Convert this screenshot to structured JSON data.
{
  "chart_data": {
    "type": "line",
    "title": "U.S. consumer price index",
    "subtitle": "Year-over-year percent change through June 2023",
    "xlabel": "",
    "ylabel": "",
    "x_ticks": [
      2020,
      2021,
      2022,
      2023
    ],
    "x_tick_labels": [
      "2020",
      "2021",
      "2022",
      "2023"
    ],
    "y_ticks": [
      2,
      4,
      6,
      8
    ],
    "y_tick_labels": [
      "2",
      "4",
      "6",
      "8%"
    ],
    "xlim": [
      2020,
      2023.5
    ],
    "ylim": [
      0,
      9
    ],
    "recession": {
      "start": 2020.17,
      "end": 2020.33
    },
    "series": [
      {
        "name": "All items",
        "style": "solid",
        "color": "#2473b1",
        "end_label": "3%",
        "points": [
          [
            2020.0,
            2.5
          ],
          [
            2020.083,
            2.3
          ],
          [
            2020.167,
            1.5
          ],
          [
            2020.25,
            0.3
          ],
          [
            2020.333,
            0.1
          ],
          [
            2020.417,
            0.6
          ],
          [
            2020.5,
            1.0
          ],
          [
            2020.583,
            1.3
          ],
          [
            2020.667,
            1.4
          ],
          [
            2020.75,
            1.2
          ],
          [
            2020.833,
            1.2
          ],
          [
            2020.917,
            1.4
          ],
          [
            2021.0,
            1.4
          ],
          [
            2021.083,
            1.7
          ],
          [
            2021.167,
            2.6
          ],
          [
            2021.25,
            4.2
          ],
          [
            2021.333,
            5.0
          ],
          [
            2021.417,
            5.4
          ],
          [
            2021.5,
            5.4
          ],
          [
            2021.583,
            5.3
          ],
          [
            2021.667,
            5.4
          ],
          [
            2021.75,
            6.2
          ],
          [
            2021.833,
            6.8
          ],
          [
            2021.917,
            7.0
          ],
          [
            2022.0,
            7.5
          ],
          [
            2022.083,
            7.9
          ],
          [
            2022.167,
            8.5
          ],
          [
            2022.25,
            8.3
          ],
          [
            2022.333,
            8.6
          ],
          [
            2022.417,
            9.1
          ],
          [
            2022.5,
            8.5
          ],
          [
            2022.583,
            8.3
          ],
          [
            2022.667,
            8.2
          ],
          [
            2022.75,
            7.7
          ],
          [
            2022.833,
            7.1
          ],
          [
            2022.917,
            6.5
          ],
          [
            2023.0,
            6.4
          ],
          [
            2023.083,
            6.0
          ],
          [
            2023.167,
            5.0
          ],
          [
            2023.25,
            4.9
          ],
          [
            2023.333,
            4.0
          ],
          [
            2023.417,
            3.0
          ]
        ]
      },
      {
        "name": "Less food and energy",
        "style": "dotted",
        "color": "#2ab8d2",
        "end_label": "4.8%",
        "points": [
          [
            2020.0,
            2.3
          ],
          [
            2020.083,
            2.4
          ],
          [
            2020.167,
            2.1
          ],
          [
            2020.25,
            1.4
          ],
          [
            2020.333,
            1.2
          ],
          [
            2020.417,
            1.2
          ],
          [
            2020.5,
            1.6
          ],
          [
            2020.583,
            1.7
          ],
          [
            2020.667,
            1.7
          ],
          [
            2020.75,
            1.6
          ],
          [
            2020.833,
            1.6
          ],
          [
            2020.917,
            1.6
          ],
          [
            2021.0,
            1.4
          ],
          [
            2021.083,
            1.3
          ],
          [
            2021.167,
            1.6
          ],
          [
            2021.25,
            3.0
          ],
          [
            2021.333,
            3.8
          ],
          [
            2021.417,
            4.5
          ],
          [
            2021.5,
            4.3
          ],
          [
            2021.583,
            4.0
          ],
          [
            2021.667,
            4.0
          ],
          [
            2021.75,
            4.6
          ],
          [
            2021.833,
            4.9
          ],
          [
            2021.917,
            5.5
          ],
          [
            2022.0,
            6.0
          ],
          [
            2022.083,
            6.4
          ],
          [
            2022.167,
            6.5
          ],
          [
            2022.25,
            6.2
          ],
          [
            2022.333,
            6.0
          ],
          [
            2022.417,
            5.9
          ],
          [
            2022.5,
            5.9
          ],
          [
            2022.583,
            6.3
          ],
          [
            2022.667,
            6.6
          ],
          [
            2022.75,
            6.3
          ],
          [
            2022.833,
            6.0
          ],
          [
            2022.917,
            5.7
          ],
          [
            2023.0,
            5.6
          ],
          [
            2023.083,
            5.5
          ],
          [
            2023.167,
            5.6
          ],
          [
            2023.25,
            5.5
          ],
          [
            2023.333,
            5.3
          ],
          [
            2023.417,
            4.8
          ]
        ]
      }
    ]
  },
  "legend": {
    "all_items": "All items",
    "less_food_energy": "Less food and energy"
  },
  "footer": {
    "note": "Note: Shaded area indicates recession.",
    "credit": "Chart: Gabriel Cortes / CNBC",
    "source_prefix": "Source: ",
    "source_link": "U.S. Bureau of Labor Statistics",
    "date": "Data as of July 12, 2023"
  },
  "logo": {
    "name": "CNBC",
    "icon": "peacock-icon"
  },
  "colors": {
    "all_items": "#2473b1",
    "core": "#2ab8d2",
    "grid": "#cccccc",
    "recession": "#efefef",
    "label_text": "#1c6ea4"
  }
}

- **Aim**: Copy all the entries verbatim.

- **Response to this task**:
Convert this screenshot to structured JSON data.
{
  "chart_data": {
    "type": "line",
    "title": "U.S. consumer price index",
    "subtitle": "Year-over-year percent change through June 2023",
    "xlabel": "",
    "ylabel": "",
    "x_ticks": [
      2020,
      2021,
      2022,
      2023
    ],
    "x_tick_labels": [
      "2020",
      "2021",
      "2022",
      "2023"
    ],
    "y_ticks": [
      2,
      4,
      6,
      8
    ],
    "y_tick_labels": [
      "2",
      "4",
      "6",
      "8%"
    ],
    "xlim": [
      2020,
      2023.5
    ],
    "ylim": [
      0,
      9
    ],
    "recession": {
      "start": 2020.17,
      "end": 2020.33
    },
    "series": [
      {
        "name": "All items",
        "style": "solid",
        "color": "#2473b1",
        "end_label": "3%",
        "points": [
          [
            2020.0,
            2.5
          ],
          [
            2020.083,
            2.3
          ],
          [
            2020.167,
            1.5
          ],
          [
            2020.25,
            0.3
          ],
          [
            2020.333,
            0.1
          ],
          [
            2020.417,
            0.6
          ],
          [
            2020.5,
            1.0
          ],
          [
            2020.583,
            1.3
          ],
          [
            2020.667,
            1.4
          ],
          [
            2020.75,
            1.2
          ],
          [
            2020.833,
            1.2
          ],
          [
            2020.917,
            1.4
          ],
          [
            2021.0,
            1.4
          ],
          [
            2021.083,
            1.7
          ],
          [
            2021.167,
            2.6
          ],
          [
            2021.25,
            4.2
          ],
          [
            2021.333,
            5.0
          ],
          [
            2021.417,
            5.4
          ],
          [
            2021.5,
            5.4
          ],
          [
            2021.583,
            5.3
          ],
          [
            2021.667,
            5.4
          ],
          [
            2021.75,
            6.2
          ],
          [
            2021.833,
            6.8
          ],
          [
            2021.917,
            7.0
          ],
          [
            2022.0,
            7.5
          ],
          [
            2022.083,
            7.9
          ],
          [
            2022.167,
            8.5
          ],
          [
            2022.25,
            8.3
          ],
          [
            2022.333,
            8.6
          ],
          [
            2022.417,
            9.1
          ],
          [
            2022.5,
            8.5
          ],
          [
            2022.583,
            8.3
          ],
          [
            2022.667,
            8.2
          ],
          [
            2022.75,
            7.7
          ],
          [
            2022.833,
            7.1
          ],
          [
            2022.917,
            6.5
          ],
          [
            2023.0,
            6.4
          ],
          [
            2023.083,
            6.0
          ],
          [
            2023.167,
            5.0
          ],
          [
            2023.25,
            4.9
          ],
          [
            2023.333,
            4.0
          ],
          [
            2023.417,
            3.0
          ]
        ]
      },
      {
        "name": "Less food and energy",
        "style": "dotted",
        "color": "#2ab8d2",
        "end_label": "4.8%",
        "points": [
          [
            2020.0,
            2.3
          ],
          [
            2020.083,
            2.4
          ],
          [
            2020.167,
            2.1
          ],
          [
            2020.25,
            1.4
          ],
          [
            2020.333,
            1.2
          ],
          [
            2020.417,
            1.2
          ],
          [
            2020.5,
            1.6
          ],
          [
            2020.583,
            1.7
          ],
          [
            2020.667,
            1.7
          ],
          [
            2020.75,
            1.6
          ],
          [
            2020.833,
            1.6
          ],
          [
            2020.917,
            1.6
          ],
          [
            2021.0,
            1.4
          ],
          [
            2021.083,
            1.3
          ],
          [
            2021.167,
            1.6
          ],
          [
            2021.25,
            3.0
          ],
          [
            2021.333,
            3.8
          ],
          [
            2021.417,
            4.5
          ],
          [
            2021.5,
            4.3
          ],
          [
            2021.583,
            4.0
          ],
          [
            2021.667,
            4.0
          ],
          [
            2021.75,
            4.6
          ],
          [
            2021.833,
            4.9
          ],
          [
            2021.917,
            5.5
          ],
          [
            2022.0,
            6.0
          ],
          [
            2022.083,
            6.4
          ],
          [
            2022.167,
            6.5
          ],
          [
            2022.25,
            6.2
          ],
          [
            2022.333,
            6.0
          ],
          [
            2022.417,
            5.9
          ],
          [
            2022.5,
            5.9
          ],
          [
            2022.583,
            6.3
          ],
          [
            2022.667,
            6.6
          ],
          [
            2022.75,
            6.3
          ],
          [
            2022.833,
            6.0
          ],
          [
            2022.917,
            5.7
          ],
          [
            2023.0,
            5.6
          ],
          [
            2023.083,
            5.5
          ],
          [
            2023.167,
            5.6
          ],
          [
            2023.25,
            5.5
          ],
          [
            2023.333,
            5.3
          ],
          [
            2023.417,
            4.8
          ]
        ]
      }
    ]
  },
  "legend": {
    "all_items": "All items",
    "less_food_energy": "Less food and energy"
  },
  "footer": {
    "note": "Note: Shaded area indicates recession.",
    "credit": "Chart: Gabriel Cortes / CNBC",
    "source_prefix": "Source: ",
    "source_link": "U.S. Bureau of Labor Statistics",
    "date": "Data as of July 12, 2023"
  },
  "logo": {
    "name": "CNBC",
    "icon": "peacock-icon"
  },
  "colors": {
    "all_items": "#2473b1",
    "core": "#2ab8d2",
    "grid": "#cccccc",
    "recession": "#efefef",
    "label_text": "#1c6ea4"
  }
}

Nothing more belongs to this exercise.